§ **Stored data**
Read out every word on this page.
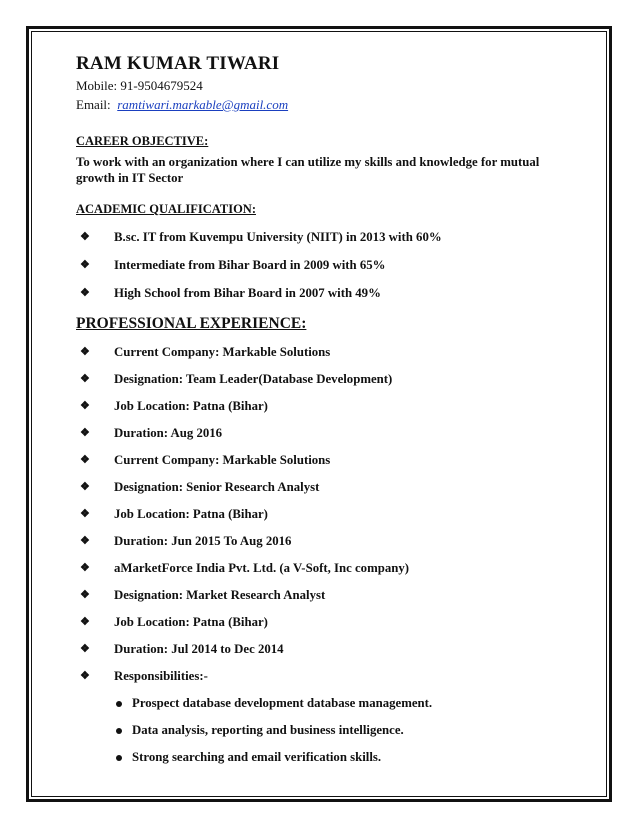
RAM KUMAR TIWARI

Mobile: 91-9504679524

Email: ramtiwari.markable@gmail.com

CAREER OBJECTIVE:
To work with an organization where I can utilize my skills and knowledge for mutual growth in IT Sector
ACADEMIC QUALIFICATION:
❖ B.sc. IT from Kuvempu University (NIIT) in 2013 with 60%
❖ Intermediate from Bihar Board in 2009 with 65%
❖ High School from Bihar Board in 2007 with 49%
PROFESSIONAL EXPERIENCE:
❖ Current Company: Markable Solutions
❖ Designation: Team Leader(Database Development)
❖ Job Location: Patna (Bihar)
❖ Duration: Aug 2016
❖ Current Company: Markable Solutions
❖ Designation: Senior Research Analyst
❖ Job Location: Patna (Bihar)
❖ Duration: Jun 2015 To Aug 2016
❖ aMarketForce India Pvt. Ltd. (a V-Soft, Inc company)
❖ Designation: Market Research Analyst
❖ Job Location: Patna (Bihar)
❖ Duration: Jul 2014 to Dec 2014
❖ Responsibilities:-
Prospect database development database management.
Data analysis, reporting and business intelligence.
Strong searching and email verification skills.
---
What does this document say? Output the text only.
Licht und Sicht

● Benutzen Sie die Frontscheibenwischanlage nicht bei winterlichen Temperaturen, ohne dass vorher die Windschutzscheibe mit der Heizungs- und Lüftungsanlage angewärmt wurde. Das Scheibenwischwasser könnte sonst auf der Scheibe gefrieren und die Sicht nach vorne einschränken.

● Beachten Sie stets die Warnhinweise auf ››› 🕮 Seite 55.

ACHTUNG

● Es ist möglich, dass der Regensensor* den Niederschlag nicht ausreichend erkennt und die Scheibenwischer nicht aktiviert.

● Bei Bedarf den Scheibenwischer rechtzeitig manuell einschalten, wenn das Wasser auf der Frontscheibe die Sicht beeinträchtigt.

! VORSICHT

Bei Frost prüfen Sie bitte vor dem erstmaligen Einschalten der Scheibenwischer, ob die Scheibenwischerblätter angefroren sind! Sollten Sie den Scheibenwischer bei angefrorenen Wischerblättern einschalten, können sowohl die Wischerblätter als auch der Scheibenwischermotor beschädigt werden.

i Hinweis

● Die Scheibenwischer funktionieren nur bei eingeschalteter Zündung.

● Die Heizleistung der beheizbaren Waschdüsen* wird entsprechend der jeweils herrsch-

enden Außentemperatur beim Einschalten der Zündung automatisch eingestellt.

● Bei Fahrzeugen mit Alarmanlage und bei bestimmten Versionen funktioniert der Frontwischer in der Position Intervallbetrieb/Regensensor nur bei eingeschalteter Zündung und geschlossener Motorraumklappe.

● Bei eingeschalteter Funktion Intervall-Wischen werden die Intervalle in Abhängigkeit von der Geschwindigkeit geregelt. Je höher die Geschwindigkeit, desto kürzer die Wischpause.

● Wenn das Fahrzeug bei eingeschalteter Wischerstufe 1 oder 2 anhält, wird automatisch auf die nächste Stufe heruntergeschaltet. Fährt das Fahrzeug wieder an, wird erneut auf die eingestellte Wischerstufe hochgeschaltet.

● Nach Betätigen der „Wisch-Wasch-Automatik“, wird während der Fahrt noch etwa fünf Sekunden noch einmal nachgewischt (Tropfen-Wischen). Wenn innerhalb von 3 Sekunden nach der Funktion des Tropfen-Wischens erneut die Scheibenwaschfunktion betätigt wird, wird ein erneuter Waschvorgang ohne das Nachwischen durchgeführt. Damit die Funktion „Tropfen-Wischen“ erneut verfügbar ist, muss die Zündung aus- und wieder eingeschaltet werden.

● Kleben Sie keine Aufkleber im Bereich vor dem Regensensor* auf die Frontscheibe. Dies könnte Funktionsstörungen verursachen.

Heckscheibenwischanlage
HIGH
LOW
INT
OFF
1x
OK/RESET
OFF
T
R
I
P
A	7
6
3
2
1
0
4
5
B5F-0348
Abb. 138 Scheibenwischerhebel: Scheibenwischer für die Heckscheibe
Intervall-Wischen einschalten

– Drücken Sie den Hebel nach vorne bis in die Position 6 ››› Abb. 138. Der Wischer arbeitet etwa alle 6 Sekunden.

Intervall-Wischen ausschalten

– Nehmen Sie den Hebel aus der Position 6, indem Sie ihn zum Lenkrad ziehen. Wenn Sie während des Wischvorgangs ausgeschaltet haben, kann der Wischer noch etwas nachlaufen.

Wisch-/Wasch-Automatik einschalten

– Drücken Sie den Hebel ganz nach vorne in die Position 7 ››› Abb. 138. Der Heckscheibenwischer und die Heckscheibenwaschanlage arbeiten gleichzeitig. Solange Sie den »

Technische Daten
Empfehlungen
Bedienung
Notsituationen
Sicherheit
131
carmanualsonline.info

§ **Your objective**
Check every line of the data above for the string "nicht", and copy those that have it.

§ **Response**
● Benutzen Sie die Frontscheibenwischanlage nicht bei winterlichen Temperaturen, ohne dass vorher die Windschutzscheibe mit der Heizungs- und Lüftungsanlage angewärmt wurde. Das Scheibenwischwasser könnte sonst auf der Scheibe gefrieren und die Sicht nach vorne einschränken.
● Es ist möglich, dass der Regensensor* den Niederschlag nicht ausreichend erkennt und die Scheibenwischer nicht aktiviert.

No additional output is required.